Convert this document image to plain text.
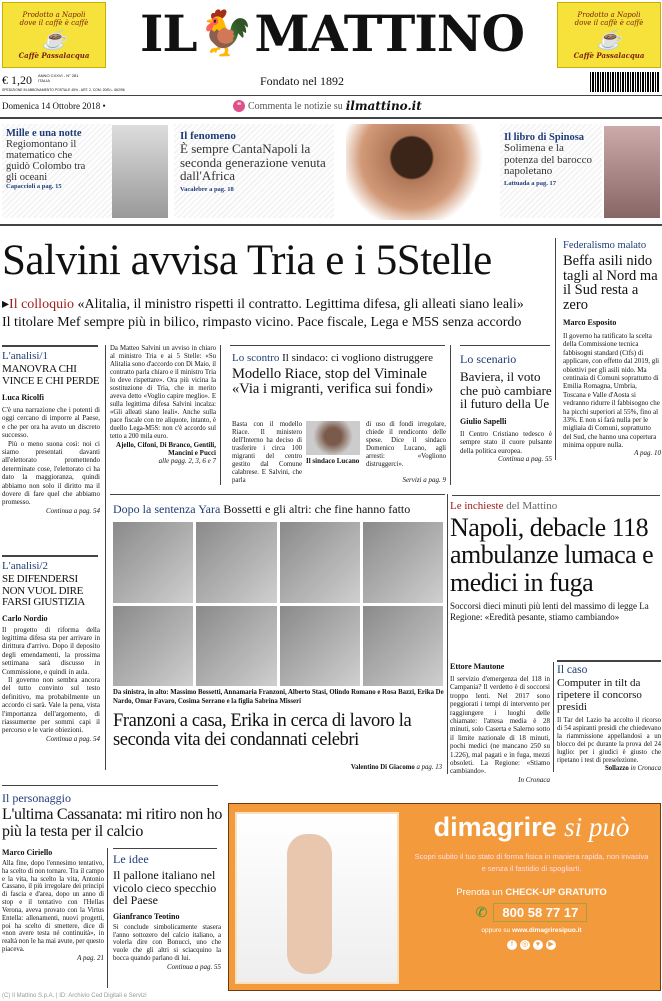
Prodotto a Napoli
dove il caffè è caffè
☕
Caffè Passalacqua IL 🐓 MATTINO	Prodotto a Napoli
dove il caffè è caffè
☕
Caffè Passalacqua
€ 1,20 ANNO CXXVI - N° 281
ITALIA
SPEDIZIONE IN ABBONAMENTO POSTALE 45% - ART. 2, COM. 20/B L. 662/96
Fondato nel 1892
Domenica 14 Ottobre 2018 •	❝ Commenta le notizie su ilmattino.it
Mille e una notte
Regiomontano il matematico che guidò Colombo tra gli oceani
Capaccioli a pag. 15
Il fenomeno
È sempre CantaNapoli la seconda generazione venuta dall'Africa
Vacalebre a pag. 18
Il libro di Spinosa
Solimena e la potenza del barocco napoletano
Lattuada a pag. 17
Salvini avvisa Tria e i 5Stelle
▸Il colloquio «Alitalia, il ministro rispetti il contratto. Legittima difesa, gli alleati siano leali»
Il titolare Mef sempre più in bilico, rimpasto vicino. Pace fiscale, Lega e M5S senza accordo
L'analisi/1
MANOVRA CHI VINCE E CHI PERDE
Luca Ricolfi
C'è una narrazione che i potenti di oggi cercano di imporre al Paese, e che per ora ha avuto un discreto successo.
Più o meno suona così: noi ci siamo presentati davanti all'elettorato promettendo determinate cose, l'elettorato ci ha dato la maggioranza, quindi abbiamo non solo il diritto ma il dovere di fare quel che abbiamo promesso.
Continua a pag. 54
L'analisi/2
SE DIFENDERSI NON VUOL DIRE FARSI GIUSTIZIA
Carlo Nordio
Il progetto di riforma della legittima difesa sta per arrivare in dirittura d'arrivo. Dopo il deposito degli emendamenti, la prossima settimana sarà discusso in Commissione, e quindi in aula.
Il governo non sembra ancora del tutto convinto sul testo definitivo, ma probabilmente un accordo ci sarà. Vale la pena, vista l'importanza dell'argomento, di riassumerne per sommi capi il percorso e le varie obiezioni.
Continua a pag. 54
Da Matteo Salvini un avviso in chiaro al ministro Tria e ai 5 Stelle: «Su Alitalia sono d'accordo con Di Maio, il contratto parla chiaro e il ministro Tria lo deve rispettare». Ora più vicina la sostituzione di Tria, che in merito aveva detto «Voglio capire meglio». E sulla legittima difesa Salvini incalza: «Gli alleati siano leali». Anche sulla pace fiscale con tre aliquote, intanto, è duello Lega-M5S: non c'è accordo sul tetto a 200 mila euro.
Ajello, Cifoni, Di Branco, Gentili, Mancini e Pucci
alle pagg. 2, 3, 6 e 7
Lo scontro Il sindaco: ci vogliono distruggere
Modello Riace, stop del Viminale «Via i migranti, verifica sui fondi»
Basta con il modello Riace. Il ministero dell'Interno ha deciso di trasferire i circa 100 migranti del centro gestito dal Comune calabrese. E Salvini, che parla
Il sindaco Lucano
di uso di fondi irregolare, chiede il rendiconto delle spese. Dice il sindaco Domenico Lucano, agli arresti: «Vogliono distruggerci».
Servizi a pag. 9
Lo scenario
Baviera, il voto che può cambiare il futuro della Ue
Giulio Sapelli
Il Centro Cristiano tedesco è sempre stato il cuore pulsante della politica europea.
Continua a pag. 55
Federalismo malato
Beffa asili nido tagli al Nord ma il Sud resta a zero
Marco Esposito
Il governo ha ratificato la scelta della Commissione tecnica fabbisogni standard (Ctfs) di applicare, con effetto dal 2019, gli obiettivi per gli asili nido. Ma centinaia di Comuni soprattutto di Emilia Romagna, Umbria, Toscana e Valle d'Aosta si vedranno ridurre il fabbisogno che ha picchi superiori al 55%, fino al 33%. E non si farà nulla per le migliaia di Comuni, soprattutto del Sud, che hanno una copertura minima oppure nulla.
A pag. 10
Dopo la sentenza Yara Bossetti e gli altri: che fine hanno fatto
Da sinistra, in alto: Massimo Bossetti, Annamaria Franzoni, Alberto Stasi, Olindo Romano e Rosa Bazzi, Erika De Nardo, Omar Favaro, Cosima Serrano e la figlia Sabrina Misseri
Franzoni a casa, Erika in cerca di lavoro la seconda vita dei condannati celebri
Valentino Di Giacomo a pag. 13
Le inchieste del Mattino
Napoli, debacle 118 ambulanze lumaca e medici in fuga
Soccorsi dieci minuti più lenti del massimo di legge La Regione: «Eredità pesante, stiamo cambiando»
Ettore Mautone
Il servizio d'emergenza del 118 in Campania? Il verdetto è di soccorsi troppo lenti. Nel 2017 sono peggiorati i tempi di intervento per raggiungere i luoghi delle chiamate: l'attesa media è 28 minuti, solo Caserta e Salerno sotto il limite nazionale di 18 minuti, pochi medici (ne mancano 250 su 1.226), mal pagati e in fuga, mezzi obsoleti. La Regione: «Stiamo cambiando».
In Cronaca
Il caso
Computer in tilt da ripetere il concorso presidi
Il Tar del Lazio ha accolto il ricorso di 54 aspiranti presidi che chiedevano la riammissione appellandosi a un blocco dei pc durante la prova del 24 luglio: per i giudici è giusto che ripetano i test di preselezione.
Sollazzo in Cronaca
Il personaggio
L'ultima Cassanata: mi ritiro non ho più la testa per il calcio
Marco Ciriello
Alla fine, dopo l'ennesimo tentativo, ha scelto di non tornare. Tra il campo e la vita, ha scelto la vita, Antonio Cassano, il più irregolare dei principi di fascia e d'area, dopo un anno di stop e il tentativo con l'Hellas Verona, aveva provato con la Virtus Entella: allenamenti, nuovi progetti, poi ha scelto di smettere, dice di «non avere testa né continuità», in realtà non le ha mai avute, per questo piaceva.
A pag. 21
Le idee
Il pallone italiano nel vicolo cieco specchio del Paese
Gianfranco Teotino
Si conclude simbolicamente stasera l'anno sottozero del calcio italiano, a volerla dire con Bonucci, uno che vuole che gli altri si sciacquino la bocca quando parlano di lui.
Continua a pag. 55
dimagrire si può
Scopri subito il tuo stato di forma fisica in maniera rapida, non invasiva e senza il fastidio di spogliarti.
Prenota un CHECK-UP GRATUITO
✆	800 58 77 17
oppure su www.dimagriresipuo.it
f	◎	♥	▶
(C) Il Mattino S.p.A. | ID: Archivio Ced Digitali e Servizi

_Exercise goal_: The records above are to be restated exactly, without their pictures.

_Correct output_:
Convert this document image to plain text.
Prodotto a Napoli
dove il caffè è caffè
☕
Caffè Passalacqua IL 🐓 MATTINO	Prodotto a Napoli
dove il caffè è caffè
☕
Caffè Passalacqua
€ 1,20 ANNO CXXVI - N° 281
ITALIA
SPEDIZIONE IN ABBONAMENTO POSTALE 45% - ART. 2, COM. 20/B L. 662/96
Fondato nel 1892
Domenica 14 Ottobre 2018 •	❝ Commenta le notizie su ilmattino.it
Mille e una notte
Regiomontano il matematico che guidò Colombo tra gli oceani
Capaccioli a pag. 15
Il fenomeno
È sempre CantaNapoli la seconda generazione venuta dall'Africa
Vacalebre a pag. 18
Il libro di Spinosa
Solimena e la potenza del barocco napoletano
Lattuada a pag. 17
Salvini avvisa Tria e i 5Stelle
▸Il colloquio «Alitalia, il ministro rispetti il contratto. Legittima difesa, gli alleati siano leali»
Il titolare Mef sempre più in bilico, rimpasto vicino. Pace fiscale, Lega e M5S senza accordo
L'analisi/1
MANOVRA CHI VINCE E CHI PERDE
Luca Ricolfi
C'è una narrazione che i potenti di oggi cercano di imporre al Paese, e che per ora ha avuto un discreto successo.
Più o meno suona così: noi ci siamo presentati davanti all'elettorato promettendo determinate cose, l'elettorato ci ha dato la maggioranza, quindi abbiamo non solo il diritto ma il dovere di fare quel che abbiamo promesso.
Continua a pag. 54
L'analisi/2
SE DIFENDERSI NON VUOL DIRE FARSI GIUSTIZIA
Carlo Nordio
Il progetto di riforma della legittima difesa sta per arrivare in dirittura d'arrivo. Dopo il deposito degli emendamenti, la prossima settimana sarà discusso in Commissione, e quindi in aula.
Il governo non sembra ancora del tutto convinto sul testo definitivo, ma probabilmente un accordo ci sarà. Vale la pena, vista l'importanza dell'argomento, di riassumerne per sommi capi il percorso e le varie obiezioni.
Continua a pag. 54
Da Matteo Salvini un avviso in chiaro al ministro Tria e ai 5 Stelle: «Su Alitalia sono d'accordo con Di Maio, il contratto parla chiaro e il ministro Tria lo deve rispettare». Ora più vicina la sostituzione di Tria, che in merito aveva detto «Voglio capire meglio». E sulla legittima difesa Salvini incalza: «Gli alleati siano leali». Anche sulla pace fiscale con tre aliquote, intanto, è duello Lega-M5S: non c'è accordo sul tetto a 200 mila euro.
Ajello, Cifoni, Di Branco, Gentili, Mancini e Pucci
alle pagg. 2, 3, 6 e 7
Lo scontro Il sindaco: ci vogliono distruggere
Modello Riace, stop del Viminale «Via i migranti, verifica sui fondi»
Basta con il modello Riace. Il ministero dell'Interno ha deciso di trasferire i circa 100 migranti del centro gestito dal Comune calabrese. E Salvini, che parla
Il sindaco Lucano
di uso di fondi irregolare, chiede il rendiconto delle spese. Dice il sindaco Domenico Lucano, agli arresti: «Vogliono distruggerci».
Servizi a pag. 9
Lo scenario
Baviera, il voto che può cambiare il futuro della Ue
Giulio Sapelli
Il Centro Cristiano tedesco è sempre stato il cuore pulsante della politica europea.
Continua a pag. 55
Federalismo malato
Beffa asili nido tagli al Nord ma il Sud resta a zero
Marco Esposito
Il governo ha ratificato la scelta della Commissione tecnica fabbisogni standard (Ctfs) di applicare, con effetto dal 2019, gli obiettivi per gli asili nido. Ma centinaia di Comuni soprattutto di Emilia Romagna, Umbria, Toscana e Valle d'Aosta si vedranno ridurre il fabbisogno che ha picchi superiori al 55%, fino al 33%. E non si farà nulla per le migliaia di Comuni, soprattutto del Sud, che hanno una copertura minima oppure nulla.
A pag. 10
Dopo la sentenza Yara Bossetti e gli altri: che fine hanno fatto
Da sinistra, in alto: Massimo Bossetti, Annamaria Franzoni, Alberto Stasi, Olindo Romano e Rosa Bazzi, Erika De Nardo, Omar Favaro, Cosima Serrano e la figlia Sabrina Misseri
Franzoni a casa, Erika in cerca di lavoro la seconda vita dei condannati celebri
Valentino Di Giacomo a pag. 13
Le inchieste del Mattino
Napoli, debacle 118 ambulanze lumaca e medici in fuga
Soccorsi dieci minuti più lenti del massimo di legge La Regione: «Eredità pesante, stiamo cambiando»
Ettore Mautone
Il servizio d'emergenza del 118 in Campania? Il verdetto è di soccorsi troppo lenti. Nel 2017 sono peggiorati i tempi di intervento per raggiungere i luoghi delle chiamate: l'attesa media è 28 minuti, solo Caserta e Salerno sotto il limite nazionale di 18 minuti, pochi medici (ne mancano 250 su 1.226), mal pagati e in fuga, mezzi obsoleti. La Regione: «Stiamo cambiando».
In Cronaca
Il caso
Computer in tilt da ripetere il concorso presidi
Il Tar del Lazio ha accolto il ricorso di 54 aspiranti presidi che chiedevano la riammissione appellandosi a un blocco dei pc durante la prova del 24 luglio: per i giudici è giusto che ripetano i test di preselezione.
Sollazzo in Cronaca
Il personaggio
L'ultima Cassanata: mi ritiro non ho più la testa per il calcio
Marco Ciriello
Alla fine, dopo l'ennesimo tentativo, ha scelto di non tornare. Tra il campo e la vita, ha scelto la vita, Antonio Cassano, il più irregolare dei principi di fascia e d'area, dopo un anno di stop e il tentativo con l'Hellas Verona, aveva provato con la Virtus Entella: allenamenti, nuovi progetti, poi ha scelto di smettere, dice di «non avere testa né continuità», in realtà non le ha mai avute, per questo piaceva.
A pag. 21
Le idee
Il pallone italiano nel vicolo cieco specchio del Paese
Gianfranco Teotino
Si conclude simbolicamente stasera l'anno sottozero del calcio italiano, a volerla dire con Bonucci, uno che vuole che gli altri si sciacquino la bocca quando parlano di lui.
Continua a pag. 55
dimagrire si può
Scopri subito il tuo stato di forma fisica in maniera rapida, non invasiva e senza il fastidio di spogliarti.
Prenota un CHECK-UP GRATUITO
✆	800 58 77 17
oppure su www.dimagriresipuo.it
f	◎	♥	▶
(C) Il Mattino S.p.A. | ID: Archivio Ced Digitali e Servizi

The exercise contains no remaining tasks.